→ Supplied material
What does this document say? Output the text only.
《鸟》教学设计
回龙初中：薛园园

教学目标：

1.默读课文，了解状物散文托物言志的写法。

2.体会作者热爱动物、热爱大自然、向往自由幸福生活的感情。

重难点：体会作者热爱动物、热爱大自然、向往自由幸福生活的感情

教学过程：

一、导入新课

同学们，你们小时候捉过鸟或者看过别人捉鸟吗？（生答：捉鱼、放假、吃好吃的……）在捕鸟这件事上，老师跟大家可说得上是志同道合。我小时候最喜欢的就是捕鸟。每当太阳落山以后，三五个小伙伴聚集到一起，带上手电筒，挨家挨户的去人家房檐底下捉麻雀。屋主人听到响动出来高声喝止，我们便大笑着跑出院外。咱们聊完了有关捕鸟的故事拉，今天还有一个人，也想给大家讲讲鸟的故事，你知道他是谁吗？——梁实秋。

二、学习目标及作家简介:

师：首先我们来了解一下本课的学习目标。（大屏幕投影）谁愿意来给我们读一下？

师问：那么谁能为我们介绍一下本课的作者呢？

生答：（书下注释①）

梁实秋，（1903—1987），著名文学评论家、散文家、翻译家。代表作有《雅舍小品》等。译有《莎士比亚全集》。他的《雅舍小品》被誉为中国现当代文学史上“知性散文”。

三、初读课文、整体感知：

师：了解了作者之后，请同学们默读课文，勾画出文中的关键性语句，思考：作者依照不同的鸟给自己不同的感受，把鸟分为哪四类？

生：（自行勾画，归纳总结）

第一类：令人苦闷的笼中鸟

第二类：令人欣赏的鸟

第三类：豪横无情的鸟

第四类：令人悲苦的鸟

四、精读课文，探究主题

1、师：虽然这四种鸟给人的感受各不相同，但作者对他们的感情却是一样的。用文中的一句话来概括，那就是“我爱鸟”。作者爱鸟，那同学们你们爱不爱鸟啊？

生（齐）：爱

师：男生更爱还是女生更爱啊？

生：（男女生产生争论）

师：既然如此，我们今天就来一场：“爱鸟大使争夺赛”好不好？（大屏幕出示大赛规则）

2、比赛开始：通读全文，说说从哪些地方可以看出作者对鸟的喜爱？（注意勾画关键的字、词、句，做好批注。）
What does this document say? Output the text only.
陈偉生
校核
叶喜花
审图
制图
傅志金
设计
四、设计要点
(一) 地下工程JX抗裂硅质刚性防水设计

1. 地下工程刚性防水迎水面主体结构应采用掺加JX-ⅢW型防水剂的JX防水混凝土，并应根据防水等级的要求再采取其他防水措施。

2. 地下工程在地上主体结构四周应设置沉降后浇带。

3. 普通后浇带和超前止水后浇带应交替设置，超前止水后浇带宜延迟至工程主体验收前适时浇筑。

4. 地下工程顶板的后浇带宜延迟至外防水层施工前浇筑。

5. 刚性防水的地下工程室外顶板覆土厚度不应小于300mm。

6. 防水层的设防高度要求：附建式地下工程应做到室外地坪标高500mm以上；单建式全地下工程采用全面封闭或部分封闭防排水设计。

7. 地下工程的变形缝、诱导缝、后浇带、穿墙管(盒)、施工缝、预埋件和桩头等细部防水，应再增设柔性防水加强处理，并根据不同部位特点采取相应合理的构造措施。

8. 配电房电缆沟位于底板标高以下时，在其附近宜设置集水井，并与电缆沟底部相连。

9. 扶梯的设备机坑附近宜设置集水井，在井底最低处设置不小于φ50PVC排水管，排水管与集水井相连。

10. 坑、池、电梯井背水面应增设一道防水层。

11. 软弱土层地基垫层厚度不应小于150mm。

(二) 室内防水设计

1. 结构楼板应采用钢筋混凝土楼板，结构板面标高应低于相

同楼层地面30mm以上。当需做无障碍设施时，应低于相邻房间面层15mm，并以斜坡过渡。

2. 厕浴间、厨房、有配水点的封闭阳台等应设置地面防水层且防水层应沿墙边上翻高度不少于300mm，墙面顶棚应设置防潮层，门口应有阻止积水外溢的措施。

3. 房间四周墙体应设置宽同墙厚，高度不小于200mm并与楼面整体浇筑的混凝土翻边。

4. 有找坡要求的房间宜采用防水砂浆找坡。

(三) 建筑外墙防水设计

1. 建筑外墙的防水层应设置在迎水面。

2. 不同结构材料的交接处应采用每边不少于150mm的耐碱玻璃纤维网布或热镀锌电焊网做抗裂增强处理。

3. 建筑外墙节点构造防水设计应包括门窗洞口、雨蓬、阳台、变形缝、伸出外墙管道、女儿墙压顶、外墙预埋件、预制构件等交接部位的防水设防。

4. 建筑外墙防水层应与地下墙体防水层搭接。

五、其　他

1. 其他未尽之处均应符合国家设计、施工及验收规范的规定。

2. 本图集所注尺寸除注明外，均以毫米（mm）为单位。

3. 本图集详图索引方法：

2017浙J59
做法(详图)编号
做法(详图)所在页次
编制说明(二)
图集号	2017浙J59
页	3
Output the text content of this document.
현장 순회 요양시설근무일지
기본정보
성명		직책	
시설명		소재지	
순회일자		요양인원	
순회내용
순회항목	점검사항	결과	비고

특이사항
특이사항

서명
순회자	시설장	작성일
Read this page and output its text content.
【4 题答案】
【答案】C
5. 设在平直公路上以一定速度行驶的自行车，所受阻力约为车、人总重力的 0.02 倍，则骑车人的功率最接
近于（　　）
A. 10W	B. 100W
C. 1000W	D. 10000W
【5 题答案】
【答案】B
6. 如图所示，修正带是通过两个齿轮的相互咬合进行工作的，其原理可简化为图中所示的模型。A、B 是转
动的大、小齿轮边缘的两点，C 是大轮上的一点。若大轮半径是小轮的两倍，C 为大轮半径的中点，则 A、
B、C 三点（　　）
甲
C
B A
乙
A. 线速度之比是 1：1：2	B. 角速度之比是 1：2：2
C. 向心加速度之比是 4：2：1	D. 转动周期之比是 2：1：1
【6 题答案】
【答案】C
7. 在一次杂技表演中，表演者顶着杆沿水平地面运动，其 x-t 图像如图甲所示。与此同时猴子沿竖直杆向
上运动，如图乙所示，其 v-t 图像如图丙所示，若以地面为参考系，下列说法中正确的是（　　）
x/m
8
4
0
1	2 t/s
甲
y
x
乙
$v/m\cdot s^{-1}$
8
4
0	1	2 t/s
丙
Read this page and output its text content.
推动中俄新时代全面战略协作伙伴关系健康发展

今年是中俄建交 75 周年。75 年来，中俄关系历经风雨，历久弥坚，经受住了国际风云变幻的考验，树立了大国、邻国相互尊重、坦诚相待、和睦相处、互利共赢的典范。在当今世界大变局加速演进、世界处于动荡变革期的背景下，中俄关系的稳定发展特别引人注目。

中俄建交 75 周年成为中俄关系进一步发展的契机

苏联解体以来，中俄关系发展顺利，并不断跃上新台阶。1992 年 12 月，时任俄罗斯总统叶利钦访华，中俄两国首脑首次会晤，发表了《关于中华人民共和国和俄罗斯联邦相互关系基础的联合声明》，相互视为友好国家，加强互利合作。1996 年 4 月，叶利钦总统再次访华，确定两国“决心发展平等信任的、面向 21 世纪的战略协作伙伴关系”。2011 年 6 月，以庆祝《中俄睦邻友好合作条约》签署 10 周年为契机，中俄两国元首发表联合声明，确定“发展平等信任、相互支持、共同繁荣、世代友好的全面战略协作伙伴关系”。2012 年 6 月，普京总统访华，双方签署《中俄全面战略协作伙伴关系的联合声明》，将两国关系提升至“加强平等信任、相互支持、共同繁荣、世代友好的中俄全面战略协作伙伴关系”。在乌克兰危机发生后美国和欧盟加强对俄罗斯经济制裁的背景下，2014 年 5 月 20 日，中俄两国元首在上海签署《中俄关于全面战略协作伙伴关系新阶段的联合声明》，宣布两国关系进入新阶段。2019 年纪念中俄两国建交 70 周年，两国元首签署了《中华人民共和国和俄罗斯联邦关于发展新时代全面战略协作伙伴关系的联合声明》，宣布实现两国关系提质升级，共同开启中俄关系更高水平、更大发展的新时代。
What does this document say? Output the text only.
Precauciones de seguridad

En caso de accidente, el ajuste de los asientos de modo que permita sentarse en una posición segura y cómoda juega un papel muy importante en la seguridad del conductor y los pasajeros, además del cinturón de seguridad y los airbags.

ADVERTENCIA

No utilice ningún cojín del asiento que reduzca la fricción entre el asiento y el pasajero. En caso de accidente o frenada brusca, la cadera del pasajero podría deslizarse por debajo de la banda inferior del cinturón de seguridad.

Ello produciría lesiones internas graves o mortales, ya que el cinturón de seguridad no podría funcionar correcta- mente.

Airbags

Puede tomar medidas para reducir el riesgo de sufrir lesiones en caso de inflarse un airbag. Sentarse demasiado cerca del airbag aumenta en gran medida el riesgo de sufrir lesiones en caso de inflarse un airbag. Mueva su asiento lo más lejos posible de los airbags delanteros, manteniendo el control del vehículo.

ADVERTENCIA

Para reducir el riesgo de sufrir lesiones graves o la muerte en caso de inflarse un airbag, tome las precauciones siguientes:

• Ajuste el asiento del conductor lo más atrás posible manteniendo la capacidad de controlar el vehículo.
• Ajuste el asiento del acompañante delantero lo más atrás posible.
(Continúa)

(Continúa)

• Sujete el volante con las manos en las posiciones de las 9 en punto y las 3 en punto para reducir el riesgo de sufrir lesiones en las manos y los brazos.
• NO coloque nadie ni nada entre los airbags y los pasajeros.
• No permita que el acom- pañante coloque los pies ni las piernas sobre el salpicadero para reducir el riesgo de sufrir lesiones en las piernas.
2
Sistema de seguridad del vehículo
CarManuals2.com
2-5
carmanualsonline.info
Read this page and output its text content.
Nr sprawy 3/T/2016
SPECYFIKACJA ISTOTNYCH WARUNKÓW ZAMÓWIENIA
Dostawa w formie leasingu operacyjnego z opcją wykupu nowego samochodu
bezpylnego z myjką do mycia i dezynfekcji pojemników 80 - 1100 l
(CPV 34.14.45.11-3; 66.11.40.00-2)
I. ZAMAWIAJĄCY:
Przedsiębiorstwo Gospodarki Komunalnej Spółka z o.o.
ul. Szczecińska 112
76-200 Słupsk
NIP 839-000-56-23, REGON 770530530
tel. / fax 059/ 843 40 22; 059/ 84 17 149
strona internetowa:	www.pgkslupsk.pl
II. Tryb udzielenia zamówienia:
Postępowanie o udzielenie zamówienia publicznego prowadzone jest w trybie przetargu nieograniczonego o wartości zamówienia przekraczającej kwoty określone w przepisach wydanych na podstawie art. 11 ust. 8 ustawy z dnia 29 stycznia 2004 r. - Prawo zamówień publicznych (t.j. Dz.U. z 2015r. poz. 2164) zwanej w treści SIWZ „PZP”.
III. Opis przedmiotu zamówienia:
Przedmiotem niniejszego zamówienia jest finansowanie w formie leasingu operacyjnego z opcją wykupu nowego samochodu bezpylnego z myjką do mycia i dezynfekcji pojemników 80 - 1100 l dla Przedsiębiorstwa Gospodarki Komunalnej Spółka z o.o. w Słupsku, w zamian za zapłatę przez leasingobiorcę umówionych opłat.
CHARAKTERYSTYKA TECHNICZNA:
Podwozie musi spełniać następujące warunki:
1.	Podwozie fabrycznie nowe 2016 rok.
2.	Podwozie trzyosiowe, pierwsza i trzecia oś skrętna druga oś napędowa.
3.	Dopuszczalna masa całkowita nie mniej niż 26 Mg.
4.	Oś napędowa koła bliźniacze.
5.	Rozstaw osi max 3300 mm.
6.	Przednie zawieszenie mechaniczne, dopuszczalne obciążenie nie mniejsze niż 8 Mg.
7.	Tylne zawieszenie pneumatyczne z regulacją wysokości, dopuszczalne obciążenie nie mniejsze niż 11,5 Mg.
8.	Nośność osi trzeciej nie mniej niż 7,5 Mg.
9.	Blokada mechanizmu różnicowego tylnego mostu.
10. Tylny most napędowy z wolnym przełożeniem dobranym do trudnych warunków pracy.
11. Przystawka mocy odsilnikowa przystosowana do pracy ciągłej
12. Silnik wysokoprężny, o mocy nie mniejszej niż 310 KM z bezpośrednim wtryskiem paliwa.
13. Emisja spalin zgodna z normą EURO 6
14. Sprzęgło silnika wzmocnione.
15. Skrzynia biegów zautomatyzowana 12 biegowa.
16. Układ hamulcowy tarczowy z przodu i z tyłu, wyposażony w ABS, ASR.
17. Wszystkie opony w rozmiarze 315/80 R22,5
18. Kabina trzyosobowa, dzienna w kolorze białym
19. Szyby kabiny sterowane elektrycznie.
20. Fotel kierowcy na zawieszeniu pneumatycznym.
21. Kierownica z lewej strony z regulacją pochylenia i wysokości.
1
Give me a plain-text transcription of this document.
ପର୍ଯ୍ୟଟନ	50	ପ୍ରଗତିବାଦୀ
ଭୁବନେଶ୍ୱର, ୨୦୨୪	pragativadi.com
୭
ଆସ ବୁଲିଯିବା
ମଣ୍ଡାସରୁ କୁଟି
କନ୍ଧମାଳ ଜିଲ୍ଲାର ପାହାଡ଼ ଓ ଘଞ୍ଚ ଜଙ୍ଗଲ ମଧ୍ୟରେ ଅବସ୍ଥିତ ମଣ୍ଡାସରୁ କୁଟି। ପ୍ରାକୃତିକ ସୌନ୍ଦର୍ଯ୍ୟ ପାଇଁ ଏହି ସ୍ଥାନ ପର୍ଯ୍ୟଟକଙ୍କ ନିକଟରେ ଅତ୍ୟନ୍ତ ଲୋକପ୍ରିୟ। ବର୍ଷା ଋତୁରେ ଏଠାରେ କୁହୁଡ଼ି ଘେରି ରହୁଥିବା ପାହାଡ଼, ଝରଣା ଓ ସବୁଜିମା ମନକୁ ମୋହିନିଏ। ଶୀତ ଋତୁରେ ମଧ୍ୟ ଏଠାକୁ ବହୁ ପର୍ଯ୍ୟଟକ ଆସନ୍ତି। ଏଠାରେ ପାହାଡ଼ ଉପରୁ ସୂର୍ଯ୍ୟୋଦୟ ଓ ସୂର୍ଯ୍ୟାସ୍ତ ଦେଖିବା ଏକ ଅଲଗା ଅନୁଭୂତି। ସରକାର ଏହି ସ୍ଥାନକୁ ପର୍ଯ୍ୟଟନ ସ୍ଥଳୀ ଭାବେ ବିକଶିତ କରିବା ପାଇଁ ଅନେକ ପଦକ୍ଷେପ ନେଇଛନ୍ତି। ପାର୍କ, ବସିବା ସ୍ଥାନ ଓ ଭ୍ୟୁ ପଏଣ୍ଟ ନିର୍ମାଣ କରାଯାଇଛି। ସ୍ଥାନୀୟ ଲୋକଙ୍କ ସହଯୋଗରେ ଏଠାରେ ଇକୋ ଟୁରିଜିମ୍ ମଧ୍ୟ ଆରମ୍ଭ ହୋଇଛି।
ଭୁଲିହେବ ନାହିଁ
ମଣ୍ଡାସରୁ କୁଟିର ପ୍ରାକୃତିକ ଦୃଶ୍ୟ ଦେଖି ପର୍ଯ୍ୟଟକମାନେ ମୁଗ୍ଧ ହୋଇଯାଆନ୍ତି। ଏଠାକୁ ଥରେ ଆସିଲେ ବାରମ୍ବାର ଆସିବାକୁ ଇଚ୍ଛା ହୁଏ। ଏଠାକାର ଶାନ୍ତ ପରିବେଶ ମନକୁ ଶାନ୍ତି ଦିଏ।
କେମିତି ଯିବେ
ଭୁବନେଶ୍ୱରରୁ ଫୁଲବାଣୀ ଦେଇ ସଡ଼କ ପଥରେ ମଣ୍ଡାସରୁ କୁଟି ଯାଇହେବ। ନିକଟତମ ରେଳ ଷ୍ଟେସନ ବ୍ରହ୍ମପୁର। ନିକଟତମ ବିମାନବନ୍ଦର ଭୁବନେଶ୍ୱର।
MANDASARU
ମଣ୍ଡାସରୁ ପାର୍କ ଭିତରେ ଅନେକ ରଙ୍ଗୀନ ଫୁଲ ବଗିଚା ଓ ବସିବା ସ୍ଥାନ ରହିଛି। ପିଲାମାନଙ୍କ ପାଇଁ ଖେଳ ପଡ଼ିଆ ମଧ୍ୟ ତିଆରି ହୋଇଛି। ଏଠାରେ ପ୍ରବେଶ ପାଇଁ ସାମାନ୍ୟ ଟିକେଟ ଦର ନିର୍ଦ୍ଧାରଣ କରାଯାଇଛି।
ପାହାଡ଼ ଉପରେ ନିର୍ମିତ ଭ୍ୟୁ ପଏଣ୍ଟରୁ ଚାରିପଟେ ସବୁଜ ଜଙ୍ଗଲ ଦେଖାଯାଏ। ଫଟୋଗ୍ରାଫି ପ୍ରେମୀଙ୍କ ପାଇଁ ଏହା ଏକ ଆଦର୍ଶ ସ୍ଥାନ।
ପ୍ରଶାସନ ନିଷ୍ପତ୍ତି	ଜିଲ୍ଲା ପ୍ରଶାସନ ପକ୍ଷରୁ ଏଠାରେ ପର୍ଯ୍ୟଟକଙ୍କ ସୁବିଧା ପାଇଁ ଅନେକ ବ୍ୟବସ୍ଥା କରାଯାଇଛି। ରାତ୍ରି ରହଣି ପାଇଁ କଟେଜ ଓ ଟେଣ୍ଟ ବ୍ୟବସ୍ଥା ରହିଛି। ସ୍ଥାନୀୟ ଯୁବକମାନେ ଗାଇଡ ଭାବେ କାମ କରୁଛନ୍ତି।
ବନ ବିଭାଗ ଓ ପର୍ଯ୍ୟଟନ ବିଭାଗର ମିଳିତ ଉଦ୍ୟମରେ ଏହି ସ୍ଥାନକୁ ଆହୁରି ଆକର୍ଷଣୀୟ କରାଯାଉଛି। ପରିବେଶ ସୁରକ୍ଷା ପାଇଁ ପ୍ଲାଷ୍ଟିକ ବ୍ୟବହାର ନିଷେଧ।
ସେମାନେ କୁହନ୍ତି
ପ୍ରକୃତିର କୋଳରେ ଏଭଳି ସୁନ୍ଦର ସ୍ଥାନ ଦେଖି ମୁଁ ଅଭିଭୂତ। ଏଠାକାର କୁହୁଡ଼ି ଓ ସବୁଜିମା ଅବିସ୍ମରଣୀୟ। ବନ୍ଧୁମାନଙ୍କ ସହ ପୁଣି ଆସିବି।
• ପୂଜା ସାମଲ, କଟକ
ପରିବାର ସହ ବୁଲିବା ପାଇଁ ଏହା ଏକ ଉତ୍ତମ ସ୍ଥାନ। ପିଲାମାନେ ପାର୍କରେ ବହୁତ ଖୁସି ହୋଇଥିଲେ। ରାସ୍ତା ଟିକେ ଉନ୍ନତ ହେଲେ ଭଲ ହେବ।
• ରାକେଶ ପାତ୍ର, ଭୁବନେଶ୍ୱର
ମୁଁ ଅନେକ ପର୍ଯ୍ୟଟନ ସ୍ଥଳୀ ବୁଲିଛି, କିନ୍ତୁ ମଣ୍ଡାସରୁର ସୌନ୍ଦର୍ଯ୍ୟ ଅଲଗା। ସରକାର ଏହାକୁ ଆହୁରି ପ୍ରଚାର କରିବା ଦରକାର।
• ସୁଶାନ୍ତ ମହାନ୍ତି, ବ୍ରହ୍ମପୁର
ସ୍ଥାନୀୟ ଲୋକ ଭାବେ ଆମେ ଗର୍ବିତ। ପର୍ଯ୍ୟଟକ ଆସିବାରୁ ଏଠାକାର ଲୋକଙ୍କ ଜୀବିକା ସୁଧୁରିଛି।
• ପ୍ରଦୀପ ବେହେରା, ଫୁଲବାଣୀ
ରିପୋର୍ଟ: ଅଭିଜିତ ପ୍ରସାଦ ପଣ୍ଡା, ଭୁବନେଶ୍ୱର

→ Written instruction
Identify all lines in the records above with the word "podría".

→ Written response
No utilice ningún cojín del asiento que reduzca la fricción entre el asiento y el pasajero. En caso de accidente o frenada brusca, la cadera del pasajero podría deslizarse por debajo de la banda inferior del cinturón de seguridad.
Ello produciría lesiones internas graves o mortales, ya que el cinturón de seguridad no podría funcionar correcta- mente.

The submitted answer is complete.